— Start Information shown —
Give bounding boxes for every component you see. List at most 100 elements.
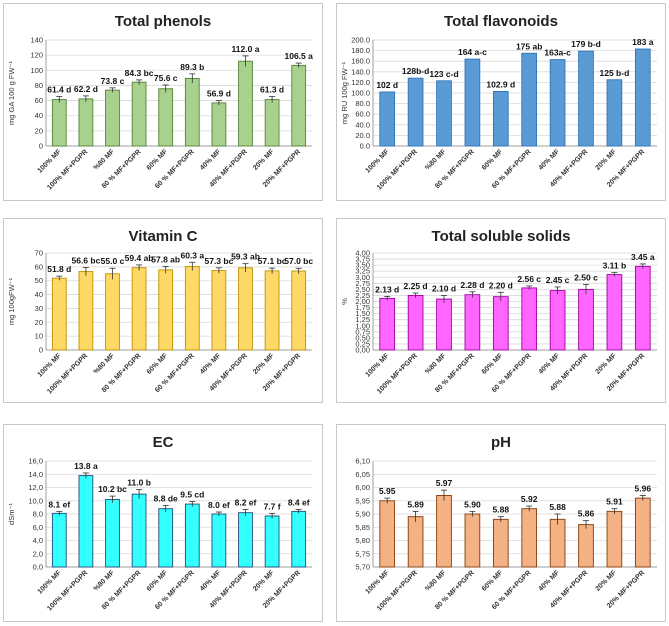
- data-label: 5.88: [493, 505, 510, 515]
- y-tick-label: 0,0: [33, 563, 43, 572]
- data-label: 5.95: [379, 486, 396, 496]
- bar: [436, 298, 452, 351]
- bar: [379, 297, 396, 351]
- y-tick-label: 3,75: [355, 255, 370, 264]
- bar: [464, 294, 481, 351]
- bar: [549, 290, 566, 351]
- bar: [291, 510, 307, 568]
- x-tick-label: 40% MF: [538, 569, 562, 593]
- bar: [291, 270, 307, 351]
- bar: [238, 512, 253, 568]
- data-label: 2.20 d: [489, 280, 513, 290]
- data-label: 51.8 d: [47, 264, 71, 274]
- y-tick-label: 10: [35, 332, 43, 341]
- y-tick-label: 140.0: [351, 67, 370, 76]
- data-label: 57.8 ab: [151, 254, 180, 264]
- y-tick-label: 30: [35, 304, 43, 313]
- y-tick-label: 160.0: [351, 57, 370, 66]
- data-label: 57.3 bc: [204, 256, 233, 266]
- x-tick-label: 60% MF: [481, 352, 505, 376]
- bar: [606, 79, 623, 147]
- bar: [51, 277, 67, 351]
- data-label: 2.45 c: [546, 275, 570, 285]
- chart-title: pH: [491, 434, 511, 451]
- bar: [158, 269, 174, 351]
- bar: [379, 500, 396, 568]
- bar: [264, 270, 280, 351]
- y-tick-label: 120.0: [351, 78, 370, 87]
- data-label: 59.3 ab: [231, 252, 260, 262]
- y-tick-label: 4,00: [355, 249, 370, 258]
- data-label: 128b-d: [402, 66, 429, 76]
- y-tick-label: 0,00: [355, 346, 370, 355]
- chart-panel-total-phenols: Total phenols 0 20 40 60 80 100 120 140 mg GA 100…: [3, 3, 323, 201]
- x-tick-label: %80 MF: [424, 148, 448, 172]
- data-label: 112.0 a: [232, 44, 260, 54]
- bar: [131, 81, 147, 147]
- data-label: 61.4 d: [47, 84, 71, 94]
- chart-svg: Total flavonoids 0.0 20.0 40.060.0 80.0100.0…: [340, 13, 657, 192]
- y-tick-label: 100: [30, 66, 43, 75]
- x-tick-label: 20% MF: [252, 352, 276, 376]
- bar: [521, 508, 538, 568]
- data-label: 125 b-d: [600, 68, 630, 78]
- y-tick-label: 0.0: [360, 142, 370, 151]
- bar: [158, 508, 174, 568]
- data-label: 55.0 c: [101, 256, 125, 266]
- bar: [184, 265, 200, 351]
- x-tick-label: 20% MF: [594, 352, 618, 376]
- data-label: 183 a: [632, 37, 654, 47]
- data-label: 8.8 de: [154, 493, 178, 503]
- bar: [606, 510, 623, 568]
- chart-panel-ph: pH 5,70 5,75 5,80 5,85 5,90 5,95 6,00 6,05 6,10 5.…: [336, 424, 666, 622]
- data-label: 8.4 ef: [288, 497, 310, 507]
- data-label: 5.86: [578, 509, 595, 519]
- y-tick-label: 5,95: [355, 496, 370, 505]
- chart-svg: Total soluble solids 0,000,250,500,751,00…: [340, 228, 657, 396]
- bar: [105, 498, 120, 568]
- y-tick-label: 16,0: [28, 457, 43, 466]
- bar: [606, 274, 623, 351]
- bar: [211, 513, 227, 568]
- data-label: 8.1 ef: [48, 499, 70, 509]
- data-label: 2.13 d: [375, 284, 399, 294]
- y-tick-label: 10,0: [28, 496, 43, 505]
- x-tick-label: 60% MF: [481, 569, 505, 593]
- x-tick-label: %80 MF: [93, 569, 117, 593]
- x-tick-label: 100% MF: [37, 352, 64, 379]
- bar: [549, 518, 566, 568]
- y-tick-label: 60: [35, 262, 43, 271]
- chart-svg: Total phenols 0 20 40 60 80 100 120 140 mg GA 100…: [7, 13, 313, 192]
- data-label: 5.89: [407, 499, 424, 509]
- data-label: 2.56 c: [517, 274, 541, 284]
- data-label: 11.0 b: [127, 477, 151, 487]
- y-tick-label: 0,50: [355, 333, 370, 342]
- bar: [379, 91, 396, 147]
- y-tick-label: 1,25: [355, 315, 370, 324]
- y-tick-label: 5,75: [355, 549, 370, 558]
- chart-svg: pH 5,70 5,75 5,80 5,85 5,90 5,95 6,00 6,05 6,10 5.…: [355, 434, 657, 613]
- y-tick-label: 12,0: [28, 483, 43, 492]
- chart-title: Vitamin C: [129, 228, 198, 245]
- data-label: 2.25 d: [404, 281, 428, 291]
- x-tick-label: 20% MF: [594, 569, 618, 593]
- y-tick-label: 0: [39, 346, 43, 355]
- data-label: 8.2 ef: [235, 497, 257, 507]
- y-tick-label: 100.0: [351, 89, 370, 98]
- y-tick-label: 20: [35, 318, 43, 327]
- y-tick-label: 0: [39, 142, 43, 151]
- data-label: 9.5 cd: [180, 489, 204, 499]
- chart-title: EC: [153, 434, 174, 451]
- y-tick-label: 3,50: [355, 261, 370, 270]
- data-label: 56.9 d: [207, 89, 231, 99]
- y-tick-label: 8,0: [33, 510, 43, 519]
- x-tick-label: %80 MF: [93, 352, 117, 376]
- data-label: 3.11 b: [603, 261, 627, 271]
- y-tick-label: 3,00: [355, 273, 370, 282]
- bar: [78, 271, 94, 351]
- y-tick-label: 40: [35, 290, 43, 299]
- y-tick-label: 0,25: [355, 339, 370, 348]
- data-label: 56.6 bc: [71, 255, 100, 265]
- data-label: 5.88: [549, 502, 566, 512]
- data-label: 7.7 f: [264, 501, 281, 511]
— End Information shown —
Can you convert all of the data above into a JSON list of strings, one string per line, leaving out blank lines and any picture lines?

* **The output**
[
  "Give bounding boxes for every component you see. List at most 100 elements.",
  "- data-label: 5.88: [493, 505, 510, 515]",
  "- y-tick-label: 0,0: [33, 563, 43, 572]",
  "- data-label: 5.95: [379, 486, 396, 496]",
  "- bar: [436, 298, 452, 351]",
  "- bar: [379, 297, 396, 351]",
  "- y-tick-label: 3,75: [355, 255, 370, 264]",
  "- bar: [464, 294, 481, 351]",
  "- bar: [549, 290, 566, 351]",
  "- bar: [291, 510, 307, 568]",
  "- x-tick-label: 40% MF: [538, 569, 562, 593]",
  "- bar: [291, 270, 307, 351]",
  "- bar: [238, 512, 253, 568]",
  "- data-label: 2.20 d: [489, 280, 513, 290]",
  "- data-label: 51.8 d: [47, 264, 71, 274]",
  "- y-tick-label: 10: [35, 332, 43, 341]",
  "- y-tick-label: 140.0: [351, 67, 370, 76]",
  "- data-label: 57.8 ab: [151, 254, 180, 264]",
  "- y-tick-label: 30: [35, 304, 43, 313]",
  "- y-tick-label: 160.0: [351, 57, 370, 66]",
  "- data-label: 57.3 bc: [204, 256, 233, 266]",
  "- x-tick-label: 60% MF: [481, 352, 505, 376]",
  "- bar: [606, 79, 623, 147]",
  "- bar: [51, 277, 67, 351]",
  "- data-label: 2.45 c: [546, 275, 570, 285]",
  "- chart-title: pH: [491, 434, 511, 451]",
  "- bar: [158, 269, 174, 351]",
  "- bar: [379, 500, 396, 568]",
  "- bar: [264, 270, 280, 351]",
  "- y-tick-label: 120.0: [351, 78, 370, 87]",
  "- data-label: 59.3 ab: [231, 252, 260, 262]",
  "- y-tick-label: 4,00: [355, 249, 370, 258]",
  "- data-label: 128b-d: [402, 66, 429, 76]",
  "- y-tick-label: 0,00: [355, 346, 370, 355]",
  "- chart-panel-total-phenols: Total phenols 0 20 40 60 80 100 120 140 mg GA 100…: [3, 3, 323, 201]",
  "- x-tick-label: %80 MF: [424, 148, 448, 172]",
  "- data-label: 112.0 a: [232, 44, 260, 54]",
  "- bar: [131, 81, 147, 147]",
  "- data-label: 61.4 d: [47, 84, 71, 94]",
  "- chart-svg: Total flavonoids 0.0 20.0 40.060.0 80.0100.0…: [340, 13, 657, 192]",
  "- y-tick-label: 100: [30, 66, 43, 75]",
  "- x-tick-label: 20% MF: [252, 352, 276, 376]",
  "- bar: [521, 508, 538, 568]",
  "- data-label: 125 b-d: [600, 68, 630, 78]",
  "- y-tick-label: 0.0: [360, 142, 370, 151]",
  "- bar: [158, 508, 174, 568]",
  "- data-label: 55.0 c: [101, 256, 125, 266]",
  "- bar: [184, 265, 200, 351]",
  "- x-tick-label: 20% MF: [594, 352, 618, 376]",
  "- data-label: 183 a: [632, 37, 654, 47]",
  "- data-label: 8.8 de: [154, 493, 178, 503]",
  "- bar: [606, 510, 623, 568]",
  "- chart-panel-ph: pH 5,70 5,75 5,80 5,85 5,90 5,95 6,00 6,05 6,10 5.…: [336, 424, 666, 622]",
  "- data-label: 8.4 ef: [288, 497, 310, 507]",
  "- data-label: 5.86: [578, 509, 595, 519]",
  "- y-tick-label: 5,95: [355, 496, 370, 505]",
  "- chart-svg: Total soluble solids 0,000,250,500,751,00…: [340, 228, 657, 396]",
  "- bar: [105, 498, 120, 568]",
  "- y-tick-label: 16,0: [28, 457, 43, 466]",
  "- bar: [606, 274, 623, 351]",
  "- bar: [211, 513, 227, 568]",
  "- data-label: 8.1 ef: [48, 499, 70, 509]",
  "- data-label: 2.13 d: [375, 284, 399, 294]",
  "- y-tick-label: 10,0: [28, 496, 43, 505]",
  "- x-tick-label: 60% MF: [481, 569, 505, 593]",
  "- x-tick-label: %80 MF: [93, 569, 117, 593]",
  "- x-tick-label: 100% MF: [37, 352, 64, 379]",
  "- bar: [549, 518, 566, 568]",
  "- y-tick-label: 60: [35, 262, 43, 271]",
  "- chart-svg: Total phenols 0 20 40 60 80 100 120 140 mg GA 100…: [7, 13, 313, 192]",
  "- data-label: 5.89: [407, 499, 424, 509]",
  "- data-label: 2.56 c: [517, 274, 541, 284]",
  "- data-label: 11.0 b: [127, 477, 151, 487]",
  "- y-tick-label: 0,50: [355, 333, 370, 342]",
  "- bar: [379, 91, 396, 147]",
  "- y-tick-label: 1,25: [355, 315, 370, 324]",
  "- y-tick-label: 5,75: [355, 549, 370, 558]",
  "- chart-svg: pH 5,70 5,75 5,80 5,85 5,90 5,95 6,00 6,05 6,10 5.…: [355, 434, 657, 613]",
  "- y-tick-label: 12,0: [28, 483, 43, 492]",
  "- chart-title: Vitamin C: [129, 228, 198, 245]",
  "- data-label: 2.25 d: [404, 281, 428, 291]",
  "- x-tick-label: 20% MF: [594, 569, 618, 593]",
  "- y-tick-label: 0: [39, 346, 43, 355]",
  "- data-label: 8.2 ef: [235, 497, 257, 507]",
  "- y-tick-label: 100.0: [351, 89, 370, 98]",
  "- y-tick-label: 20: [35, 318, 43, 327]",
  "- y-tick-label: 0: [39, 142, 43, 151]",
  "- data-label: 9.5 cd: [180, 489, 204, 499]",
  "- chart-title: EC: [153, 434, 174, 451]",
  "- y-tick-label: 3,50: [355, 261, 370, 270]",
  "- data-label: 56.9 d: [207, 89, 231, 99]",
  "- y-tick-label: 8,0: [33, 510, 43, 519]",
  "- x-tick-label: %80 MF: [93, 352, 117, 376]",
  "- data-label: 3.11 b: [603, 261, 627, 271]",
  "- y-tick-label: 3,00: [355, 273, 370, 282]",
  "- bar: [78, 271, 94, 351]",
  "- y-tick-label: 40: [35, 290, 43, 299]",
  "- y-tick-label: 0,25: [355, 339, 370, 348]",
  "- data-label: 56.6 bc: [71, 255, 100, 265]",
  "- data-label: 5.88: [549, 502, 566, 512]",
  "- data-label: 7.7 f: [264, 501, 281, 511]"
]